» Recorded data
────

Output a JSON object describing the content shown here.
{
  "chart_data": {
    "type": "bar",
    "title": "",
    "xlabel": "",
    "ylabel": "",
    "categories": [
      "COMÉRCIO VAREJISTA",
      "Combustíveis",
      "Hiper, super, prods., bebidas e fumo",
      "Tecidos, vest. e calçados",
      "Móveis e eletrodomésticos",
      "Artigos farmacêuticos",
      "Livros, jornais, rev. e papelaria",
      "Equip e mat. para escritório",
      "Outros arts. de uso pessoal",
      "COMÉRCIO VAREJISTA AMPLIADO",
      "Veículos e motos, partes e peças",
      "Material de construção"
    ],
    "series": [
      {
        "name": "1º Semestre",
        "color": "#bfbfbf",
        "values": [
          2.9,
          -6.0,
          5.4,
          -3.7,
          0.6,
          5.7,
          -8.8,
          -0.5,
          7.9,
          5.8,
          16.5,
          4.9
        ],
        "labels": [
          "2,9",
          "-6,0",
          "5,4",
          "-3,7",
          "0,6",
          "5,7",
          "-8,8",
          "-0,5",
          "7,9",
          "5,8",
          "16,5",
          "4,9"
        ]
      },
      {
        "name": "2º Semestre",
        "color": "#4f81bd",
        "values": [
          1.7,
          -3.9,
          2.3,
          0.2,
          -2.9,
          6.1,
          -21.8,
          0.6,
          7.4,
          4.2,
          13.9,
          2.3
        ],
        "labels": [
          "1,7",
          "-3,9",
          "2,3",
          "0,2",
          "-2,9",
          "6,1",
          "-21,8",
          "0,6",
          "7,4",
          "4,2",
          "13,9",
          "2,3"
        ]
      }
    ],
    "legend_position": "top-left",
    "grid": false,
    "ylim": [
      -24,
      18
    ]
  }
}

────

» EXERCISE
Every record above should be output exactly.

» ANSWER TO THE PROBLEM
Output a JSON object describing the content shown here.
{
  "chart_data": {
    "type": "bar",
    "title": "",
    "xlabel": "",
    "ylabel": "",
    "categories": [
      "COMÉRCIO VAREJISTA",
      "Combustíveis",
      "Hiper, super, prods., bebidas e fumo",
      "Tecidos, vest. e calçados",
      "Móveis e eletrodomésticos",
      "Artigos farmacêuticos",
      "Livros, jornais, rev. e papelaria",
      "Equip e mat. para escritório",
      "Outros arts. de uso pessoal",
      "COMÉRCIO VAREJISTA AMPLIADO",
      "Veículos e motos, partes e peças",
      "Material de construção"
    ],
    "series": [
      {
        "name": "1º Semestre",
        "color": "#bfbfbf",
        "values": [
          2.9,
          -6.0,
          5.4,
          -3.7,
          0.6,
          5.7,
          -8.8,
          -0.5,
          7.9,
          5.8,
          16.5,
          4.9
        ],
        "labels": [
          "2,9",
          "-6,0",
          "5,4",
          "-3,7",
          "0,6",
          "5,7",
          "-8,8",
          "-0,5",
          "7,9",
          "5,8",
          "16,5",
          "4,9"
        ]
      },
      {
        "name": "2º Semestre",
        "color": "#4f81bd",
        "values": [
          1.7,
          -3.9,
          2.3,
          0.2,
          -2.9,
          6.1,
          -21.8,
          0.6,
          7.4,
          4.2,
          13.9,
          2.3
        ],
        "labels": [
          "1,7",
          "-3,9",
          "2,3",
          "0,2",
          "-2,9",
          "6,1",
          "-21,8",
          "0,6",
          "7,4",
          "4,2",
          "13,9",
          "2,3"
        ]
      }
    ],
    "legend_position": "top-left",
    "grid": false,
    "ylim": [
      -24,
      18
    ]
  }
}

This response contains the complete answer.